[WHAT TO DO]
Each entry below is to be printed verbatim.

--- start ---

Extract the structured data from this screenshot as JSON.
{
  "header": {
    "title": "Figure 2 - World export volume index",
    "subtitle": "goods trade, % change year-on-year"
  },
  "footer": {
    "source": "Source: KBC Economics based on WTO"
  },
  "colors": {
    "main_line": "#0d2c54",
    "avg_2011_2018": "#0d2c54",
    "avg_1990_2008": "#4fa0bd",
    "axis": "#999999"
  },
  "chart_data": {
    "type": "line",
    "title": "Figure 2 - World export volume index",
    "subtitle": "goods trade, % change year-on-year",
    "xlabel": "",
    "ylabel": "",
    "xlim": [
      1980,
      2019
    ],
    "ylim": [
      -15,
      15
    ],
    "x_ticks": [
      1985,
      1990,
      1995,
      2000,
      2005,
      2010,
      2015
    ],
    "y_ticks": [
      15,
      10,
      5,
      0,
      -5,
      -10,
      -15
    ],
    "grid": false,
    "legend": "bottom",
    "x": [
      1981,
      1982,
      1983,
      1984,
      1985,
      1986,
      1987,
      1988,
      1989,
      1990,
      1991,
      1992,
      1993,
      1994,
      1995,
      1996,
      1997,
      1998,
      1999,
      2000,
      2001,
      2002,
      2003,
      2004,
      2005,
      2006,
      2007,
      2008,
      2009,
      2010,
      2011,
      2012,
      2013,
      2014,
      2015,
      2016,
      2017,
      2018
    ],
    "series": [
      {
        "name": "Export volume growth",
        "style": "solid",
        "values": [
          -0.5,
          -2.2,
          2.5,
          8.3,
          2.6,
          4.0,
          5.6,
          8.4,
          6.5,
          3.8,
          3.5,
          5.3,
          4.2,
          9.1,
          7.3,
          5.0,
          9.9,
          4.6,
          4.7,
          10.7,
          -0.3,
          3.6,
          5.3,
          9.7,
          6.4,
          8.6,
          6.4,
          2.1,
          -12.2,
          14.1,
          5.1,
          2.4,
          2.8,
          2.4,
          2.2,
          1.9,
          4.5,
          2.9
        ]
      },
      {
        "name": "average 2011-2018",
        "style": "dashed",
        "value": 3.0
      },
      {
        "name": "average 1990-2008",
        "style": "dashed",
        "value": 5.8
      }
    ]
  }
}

--- end ---

[SOLVED EXERCISE]
Extract the structured data from this screenshot as JSON.
{
  "header": {
    "title": "Figure 2 - World export volume index",
    "subtitle": "goods trade, % change year-on-year"
  },
  "footer": {
    "source": "Source: KBC Economics based on WTO"
  },
  "colors": {
    "main_line": "#0d2c54",
    "avg_2011_2018": "#0d2c54",
    "avg_1990_2008": "#4fa0bd",
    "axis": "#999999"
  },
  "chart_data": {
    "type": "line",
    "title": "Figure 2 - World export volume index",
    "subtitle": "goods trade, % change year-on-year",
    "xlabel": "",
    "ylabel": "",
    "xlim": [
      1980,
      2019
    ],
    "ylim": [
      -15,
      15
    ],
    "x_ticks": [
      1985,
      1990,
      1995,
      2000,
      2005,
      2010,
      2015
    ],
    "y_ticks": [
      15,
      10,
      5,
      0,
      -5,
      -10,
      -15
    ],
    "grid": false,
    "legend": "bottom",
    "x": [
      1981,
      1982,
      1983,
      1984,
      1985,
      1986,
      1987,
      1988,
      1989,
      1990,
      1991,
      1992,
      1993,
      1994,
      1995,
      1996,
      1997,
      1998,
      1999,
      2000,
      2001,
      2002,
      2003,
      2004,
      2005,
      2006,
      2007,
      2008,
      2009,
      2010,
      2011,
      2012,
      2013,
      2014,
      2015,
      2016,
      2017,
      2018
    ],
    "series": [
      {
        "name": "Export volume growth",
        "style": "solid",
        "values": [
          -0.5,
          -2.2,
          2.5,
          8.3,
          2.6,
          4.0,
          5.6,
          8.4,
          6.5,
          3.8,
          3.5,
          5.3,
          4.2,
          9.1,
          7.3,
          5.0,
          9.9,
          4.6,
          4.7,
          10.7,
          -0.3,
          3.6,
          5.3,
          9.7,
          6.4,
          8.6,
          6.4,
          2.1,
          -12.2,
          14.1,
          5.1,
          2.4,
          2.8,
          2.4,
          2.2,
          1.9,
          4.5,
          2.9
        ]
      },
      {
        "name": "average 2011-2018",
        "style": "dashed",
        "value": 3.0
      },
      {
        "name": "average 1990-2008",
        "style": "dashed",
        "value": 5.8
      }
    ]
  }
}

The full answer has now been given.